**Dataset records**
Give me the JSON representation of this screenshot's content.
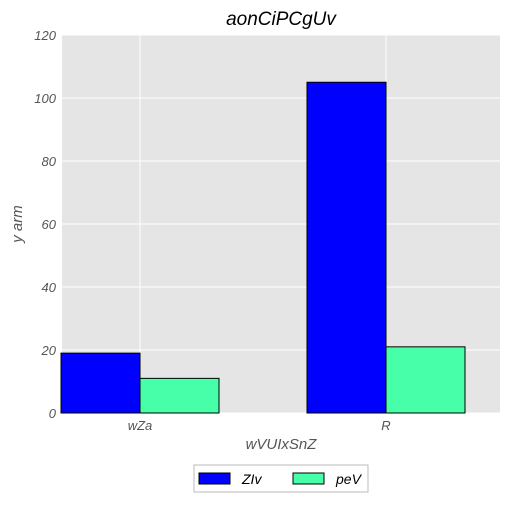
{
  "chart_data": {
    "type": "bar",
    "title": "aonCiPCgUv",
    "xlabel": "wVUIxSnZ",
    "ylabel": "y arm",
    "categories": [
      "wZa",
      "R"
    ],
    "series": [
      {
        "name": "ZIv",
        "values": [
          19,
          105
        ],
        "color": "#0000ff"
      },
      {
        "name": "peV",
        "values": [
          11,
          21
        ],
        "color": "#46ffa8"
      }
    ],
    "ylim": [
      0,
      120
    ],
    "yticks": [
      0,
      20,
      40,
      60,
      80,
      100,
      120
    ],
    "grid": true,
    "legend_position": "bottom-center",
    "background_color": "#e5e5e5"
  }
}
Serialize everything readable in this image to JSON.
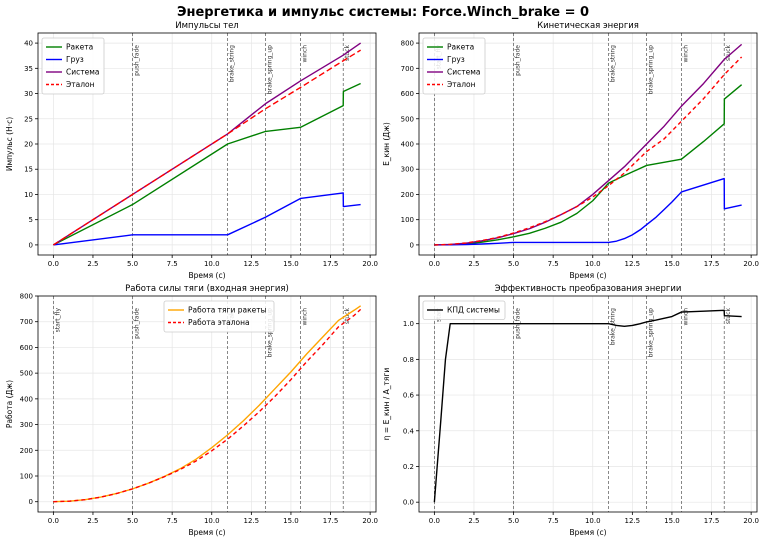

**Goal**
Transcribe the preceding listing in its entirety and with exact wording, leaving out pictures.

**Correct output**
Give me the JSON representation of this screenshot's content.
{
  "chart_data": {
    "type": "bar",
    "title": "aonCiPCgUv",
    "xlabel": "wVUIxSnZ",
    "ylabel": "y arm",
    "categories": [
      "wZa",
      "R"
    ],
    "series": [
      {
        "name": "ZIv",
        "values": [
          19,
          105
        ],
        "color": "#0000ff"
      },
      {
        "name": "peV",
        "values": [
          11,
          21
        ],
        "color": "#46ffa8"
      }
    ],
    "ylim": [
      0,
      120
    ],
    "yticks": [
      0,
      20,
      40,
      60,
      80,
      100,
      120
    ],
    "grid": true,
    "legend_position": "bottom-center",
    "background_color": "#e5e5e5"
  }
}
Serialize everything readable in this image to JSON.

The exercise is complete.